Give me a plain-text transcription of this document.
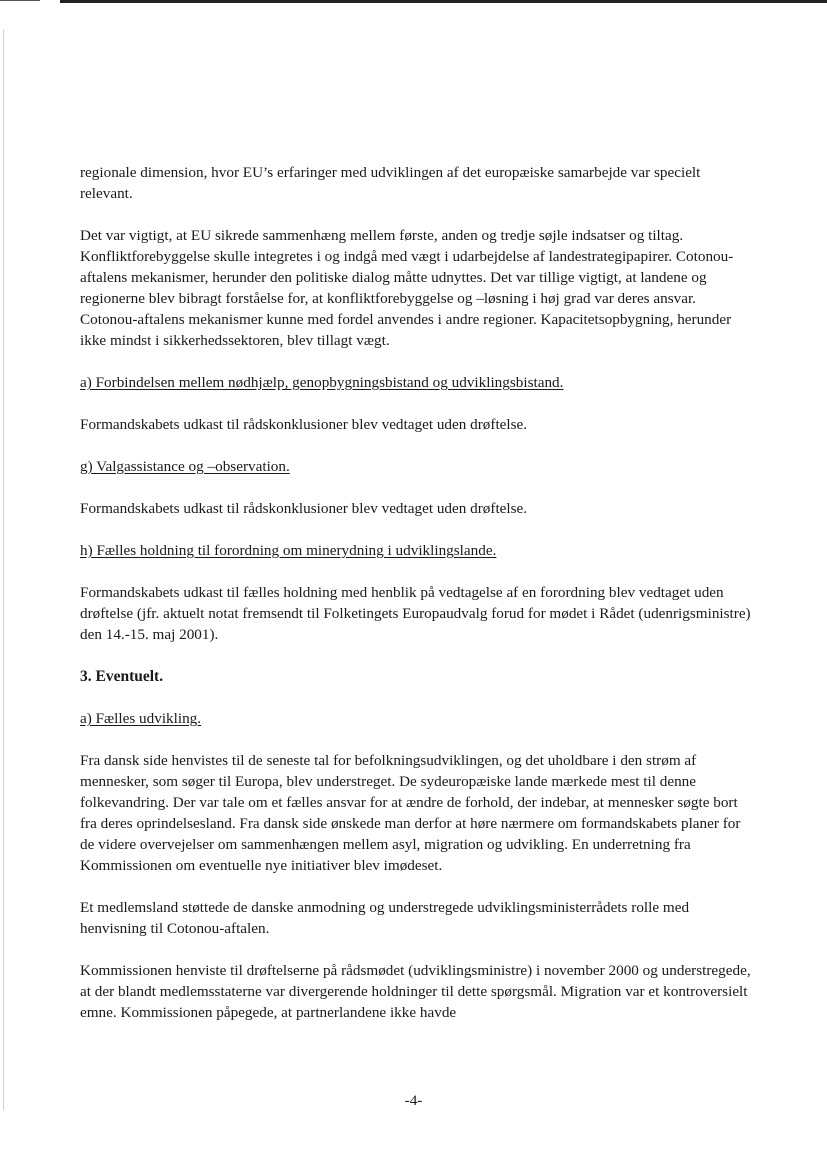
regionale dimension, hvor EU’s erfaringer med udviklingen af det europæiske samarbejde var specielt relevant.

Det var vigtigt, at EU sikrede sammenhæng mellem første, anden og tredje søjle indsatser og tiltag. Konfliktforebyggelse skulle integretes i og indgå med vægt i udarbejdelse af landestrategipapirer. Cotonou-aftalens mekanismer, herunder den politiske dialog måtte udnyttes. Det var tillige vigtigt, at landene og regionerne blev bibragt forståelse for, at konfliktforebyggelse og –løsning i høj grad var deres ansvar. Cotonou-aftalens mekanismer kunne med fordel anvendes i andre regioner. Kapacitetsopbygning, herunder ikke mindst i sikkerhedssektoren, blev tillagt vægt.

a) Forbindelsen mellem nødhjælp, genopbygningsbistand og udviklingsbistand.

Formandskabets udkast til rådskonklusioner blev vedtaget uden drøftelse.

g) Valgassistance og –observation.

Formandskabets udkast til rådskonklusioner blev vedtaget uden drøftelse.

h) Fælles holdning til forordning om minerydning i udviklingslande.

Formandskabets udkast til fælles holdning med henblik på vedtagelse af en forordning blev vedtaget uden drøftelse (jfr. aktuelt notat fremsendt til Folketingets Europaudvalg forud for mødet i Rådet (udenrigsministre) den 14.-15. maj 2001).

3. Eventuelt.

a) Fælles udvikling.

Fra dansk side henvistes til de seneste tal for befolkningsudviklingen, og det uholdbare i den strøm af mennesker, som søger til Europa, blev understreget. De sydeuropæiske lande mærkede mest til denne folkevandring. Der var tale om et fælles ansvar for at ændre de forhold, der indebar, at mennesker søgte bort fra deres oprindelsesland. Fra dansk side ønskede man derfor at høre nærmere om formandskabets planer for de videre overvejelser om sammenhængen mellem asyl, migration og udvikling. En underretning fra Kommissionen om eventuelle nye initiativer blev imødeset.

Et medlemsland støttede de danske anmodning og understregede udviklingsministerrådets rolle med henvisning til Cotonou-aftalen.

Kommissionen henviste til drøftelserne på rådsmødet (udviklingsministre) i november 2000 og understregede, at der blandt medlemsstaterne var divergerende holdninger til dette spørgsmål. Migration var et kontroversielt emne. Kommissionen påpegede, at partnerlandene ikke havde

-4-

Task description:
Please write out all of the material above without changing a word, and omit any pictures.

Task solution:
Give me a plain-text transcription of this document.
regionale dimension, hvor EU’s erfaringer med udviklingen af det europæiske samarbejde var specielt relevant.

Det var vigtigt, at EU sikrede sammenhæng mellem første, anden og tredje søjle indsatser og tiltag. Konfliktforebyggelse skulle integretes i og indgå med vægt i udarbejdelse af landestrategipapirer. Cotonou-aftalens mekanismer, herunder den politiske dialog måtte udnyttes. Det var tillige vigtigt, at landene og regionerne blev bibragt forståelse for, at konfliktforebyggelse og –løsning i høj grad var deres ansvar. Cotonou-aftalens mekanismer kunne med fordel anvendes i andre regioner. Kapacitetsopbygning, herunder ikke mindst i sikkerhedssektoren, blev tillagt vægt.

a) Forbindelsen mellem nødhjælp, genopbygningsbistand og udviklingsbistand.

Formandskabets udkast til rådskonklusioner blev vedtaget uden drøftelse.

g) Valgassistance og –observation.

Formandskabets udkast til rådskonklusioner blev vedtaget uden drøftelse.

h) Fælles holdning til forordning om minerydning i udviklingslande.

Formandskabets udkast til fælles holdning med henblik på vedtagelse af en forordning blev vedtaget uden drøftelse (jfr. aktuelt notat fremsendt til Folketingets Europaudvalg forud for mødet i Rådet (udenrigsministre) den 14.-15. maj 2001).

3. Eventuelt.

a) Fælles udvikling.

Fra dansk side henvistes til de seneste tal for befolkningsudviklingen, og det uholdbare i den strøm af mennesker, som søger til Europa, blev understreget. De sydeuropæiske lande mærkede mest til denne folkevandring. Der var tale om et fælles ansvar for at ændre de forhold, der indebar, at mennesker søgte bort fra deres oprindelsesland. Fra dansk side ønskede man derfor at høre nærmere om formandskabets planer for de videre overvejelser om sammenhængen mellem asyl, migration og udvikling. En underretning fra Kommissionen om eventuelle nye initiativer blev imødeset.

Et medlemsland støttede de danske anmodning og understregede udviklingsministerrådets rolle med henvisning til Cotonou-aftalen.

Kommissionen henviste til drøftelserne på rådsmødet (udviklingsministre) i november 2000 og understregede, at der blandt medlemsstaterne var divergerende holdninger til dette spørgsmål. Migration var et kontroversielt emne. Kommissionen påpegede, at partnerlandene ikke havde

-4-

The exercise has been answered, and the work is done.